Data tied to figure images.
## start

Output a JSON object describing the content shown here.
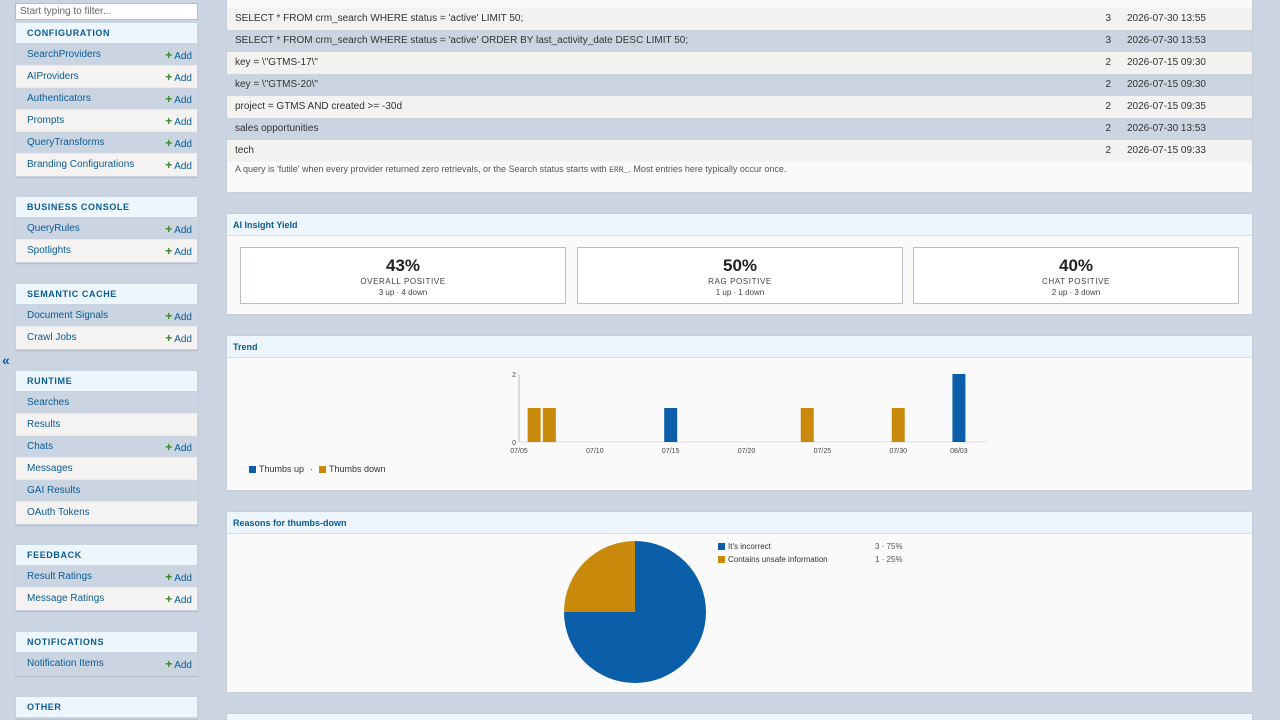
{
  "sidebar": {
    "filter_placeholder": "Start typing to filter...",
    "collapse_glyph": "«",
    "add_label": "Add",
    "modules": [
      {
        "caption": "CONFIGURATION",
        "items": [
          {
            "label": "SearchProviders",
            "add": true
          },
          {
            "label": "AIProviders",
            "add": true
          },
          {
            "label": "Authenticators",
            "add": true
          },
          {
            "label": "Prompts",
            "add": true
          },
          {
            "label": "QueryTransforms",
            "add": true
          },
          {
            "label": "Branding Configurations",
            "add": true
          }
        ]
      },
      {
        "caption": "BUSINESS CONSOLE",
        "items": [
          {
            "label": "QueryRules",
            "add": true
          },
          {
            "label": "Spotlights",
            "add": true
          }
        ]
      },
      {
        "caption": "SEMANTIC CACHE",
        "items": [
          {
            "label": "Document Signals",
            "add": true
          },
          {
            "label": "Crawl Jobs",
            "add": true
          }
        ]
      },
      {
        "caption": "RUNTIME",
        "items": [
          {
            "label": "Searches",
            "add": false
          },
          {
            "label": "Results",
            "add": false
          },
          {
            "label": "Chats",
            "add": true
          },
          {
            "label": "Messages",
            "add": false
          },
          {
            "label": "GAI Results",
            "add": false
          },
          {
            "label": "OAuth Tokens",
            "add": false
          }
        ]
      },
      {
        "caption": "FEEDBACK",
        "items": [
          {
            "label": "Result Ratings",
            "add": true
          },
          {
            "label": "Message Ratings",
            "add": true
          }
        ]
      },
      {
        "caption": "NOTIFICATIONS",
        "items": [
          {
            "label": "Notification Items",
            "add": true
          }
        ]
      },
      {
        "caption": "OTHER",
        "items": []
      }
    ]
  },
  "futile_queries": {
    "rows": [
      {
        "query": "SELECT * FROM crm_search WHERE status = 'active' LIMIT 50;",
        "count": "3",
        "last": "2026-07-30 13:55"
      },
      {
        "query": "SELECT * FROM crm_search WHERE status = 'active' ORDER BY last_activity_date DESC LIMIT 50;",
        "count": "3",
        "last": "2026-07-30 13:53"
      },
      {
        "query": "key = \\\"GTMS-17\\\"",
        "count": "2",
        "last": "2026-07-15 09:30"
      },
      {
        "query": "key = \\\"GTMS-20\\\"",
        "count": "2",
        "last": "2026-07-15 09:30"
      },
      {
        "query": "project = GTMS AND created >= -30d",
        "count": "2",
        "last": "2026-07-15 09:35"
      },
      {
        "query": "sales opportunities",
        "count": "2",
        "last": "2026-07-30 13:53"
      },
      {
        "query": "tech",
        "count": "2",
        "last": "2026-07-15 09:33"
      }
    ],
    "note_before": "A query is 'futile' when every provider returned zero retrievals, or the Search status starts with",
    "note_code": "ERR_",
    "note_after": ". Most entries here typically occur once."
  },
  "insight": {
    "title": "AI Insight Yield",
    "cards": [
      {
        "pct": "43%",
        "label": "OVERALL POSITIVE",
        "sub": "3 up · 4 down"
      },
      {
        "pct": "50%",
        "label": "RAG POSITIVE",
        "sub": "1 up · 1 down"
      },
      {
        "pct": "40%",
        "label": "CHAT POSITIVE",
        "sub": "2 up · 3 down"
      }
    ]
  },
  "trend": {
    "title": "Trend",
    "legend": {
      "up": "Thumbs up",
      "sep": "·",
      "down": "Thumbs down"
    }
  },
  "reasons": {
    "title": "Reasons for thumbs-down"
  },
  "colors": {
    "up": "#0a5fa8",
    "down": "#c98a0b",
    "accent": "#0a5c96",
    "add_plus": "#3a8a26"
  },
  "chart_data": [
    {
      "type": "bar",
      "title": "Trend",
      "x_ticks": [
        "07/05",
        "07/10",
        "07/15",
        "07/20",
        "07/25",
        "07/30",
        "08/03"
      ],
      "y_ticks": [
        0,
        2
      ],
      "ylim": [
        0,
        2
      ],
      "series": [
        {
          "name": "Thumbs up",
          "points": [
            {
              "x": "2026-07-15",
              "y": 1
            },
            {
              "x": "2026-08-03",
              "y": 2
            }
          ]
        },
        {
          "name": "Thumbs down",
          "points": [
            {
              "x": "2026-07-06",
              "y": 1
            },
            {
              "x": "2026-07-07",
              "y": 1
            },
            {
              "x": "2026-07-24",
              "y": 1
            },
            {
              "x": "2026-07-30",
              "y": 1
            }
          ]
        }
      ],
      "legend_position": "bottom-left"
    },
    {
      "type": "pie",
      "title": "Reasons for thumbs-down",
      "slices": [
        {
          "label": "It's incorrect",
          "value": 3,
          "display": "3 · 75%"
        },
        {
          "label": "Contains unsafe information",
          "value": 1,
          "display": "1 · 25%"
        }
      ],
      "legend_position": "right"
    }
  ]
}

## end

EXERCISE DETAILS. Return all the lines that contain the string "SELECT".

SOLUTION TO THIS PROBLEM.
        "query": "SELECT * FROM crm_search WHERE status = 'active' LIMIT 50;",
        "query": "SELECT * FROM crm_search WHERE status = 'active' ORDER BY last_activity_date DESC LIMIT 50;",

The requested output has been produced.